• Task to carry out: In the material below, identify each line bearing the word "experimental". Reproduce those lines.

• Input data:

__________

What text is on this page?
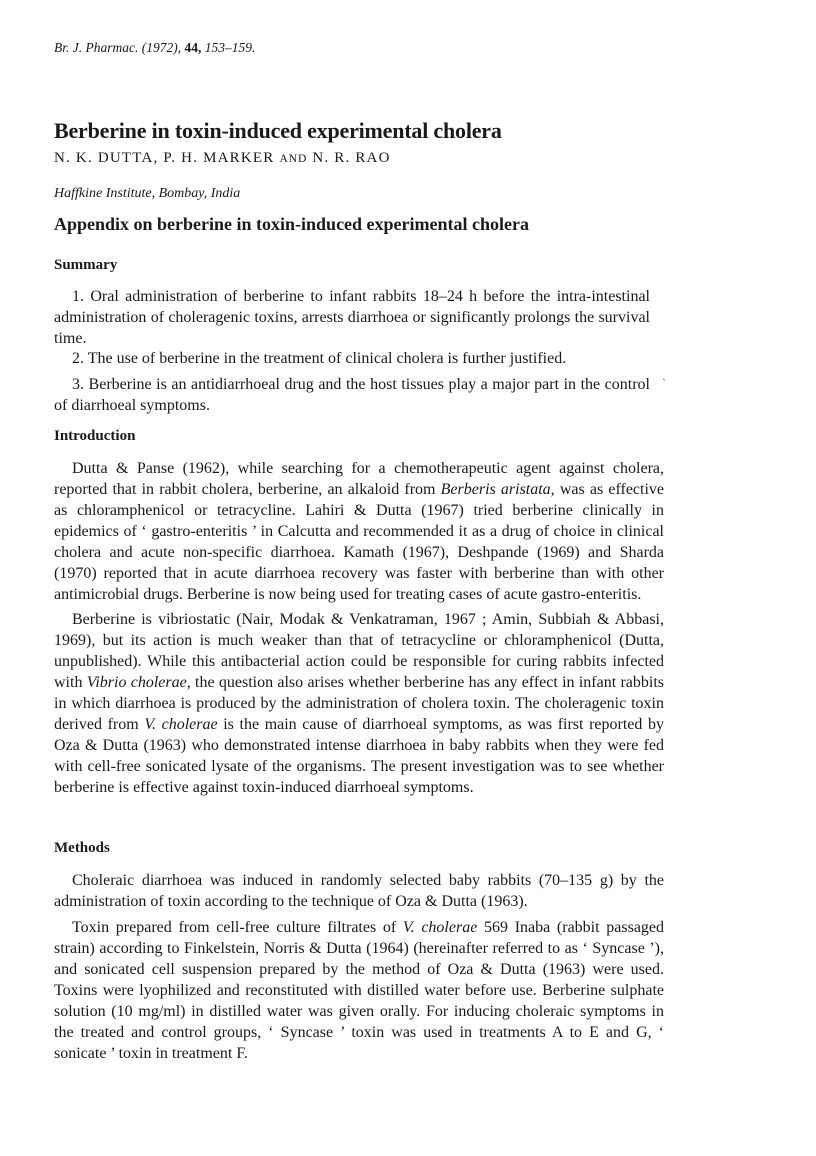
Br. J. Pharmac. (1972), 44, 153–159.
Berberine in toxin-induced experimental cholera
N. K. DUTTA, P. H. MARKER AND N. R. RAO
Haffkine Institute, Bombay, India
Appendix on berberine in toxin-induced experimental cholera
Summary

1. Oral administration of berberine to infant rabbits 18–24 h before the intra-intestinal administration of choleragenic toxins, arrests diarrhoea or significantly prolongs the survival time.

2. The use of berberine in the treatment of clinical cholera is further justified.

3. Berberine is an antidiarrhoeal drug and the host tissues play a major part in the control of diarrhoeal symptoms.

`
Introduction

Dutta & Panse (1962), while searching for a chemotherapeutic agent against cholera, reported that in rabbit cholera, berberine, an alkaloid from Berberis aristata, was as effective as chloramphenicol or tetracycline. Lahiri & Dutta (1967) tried berberine clinically in epidemics of ‘ gastro-enteritis ’ in Calcutta and recommended it as a drug of choice in clinical cholera and acute non-specific diarrhoea. Kamath (1967), Deshpande (1969) and Sharda (1970) reported that in acute diarrhoea recovery was faster with berberine than with other antimicrobial drugs. Berberine is now being used for treating cases of acute gastro-enteritis.

Berberine is vibriostatic (Nair, Modak & Venkatraman, 1967 ; Amin, Subbiah & Abbasi, 1969), but its action is much weaker than that of tetracycline or chloramphenicol (Dutta, unpublished). While this antibacterial action could be responsible for curing rabbits infected with Vibrio cholerae, the question also arises whether berberine has any effect in infant rabbits in which diarrhoea is produced by the administration of cholera toxin. The choleragenic toxin derived from V. cholerae is the main cause of diarrhoeal symptoms, as was first reported by Oza & Dutta (1963) who demonstrated intense diarrhoea in baby rabbits when they were fed with cell-free sonicated lysate of the organisms. The present investigation was to see whether berberine is effective against toxin-induced diarrhoeal symptoms.

Methods

Choleraic diarrhoea was induced in randomly selected baby rabbits (70–135 g) by the administration of toxin according to the technique of Oza & Dutta (1963).

Toxin prepared from cell-free culture filtrates of V. cholerae 569 Inaba (rabbit passaged strain) according to Finkelstein, Norris & Dutta (1964) (hereinafter referred to as ‘ Syncase ’), and sonicated cell suspension prepared by the method of Oza & Dutta (1963) were used. Toxins were lyophilized and reconstituted with distilled water before use. Berberine sulphate solution (10 mg/ml) in distilled water was given orally. For inducing choleraic symptoms in the treated and control groups, ‘ Syncase ’ toxin was used in treatments A to E and G, ‘ sonicate ’ toxin in treatment F.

__________

• Written response:
Berberine in toxin-induced experimental cholera
Appendix on berberine in toxin-induced experimental cholera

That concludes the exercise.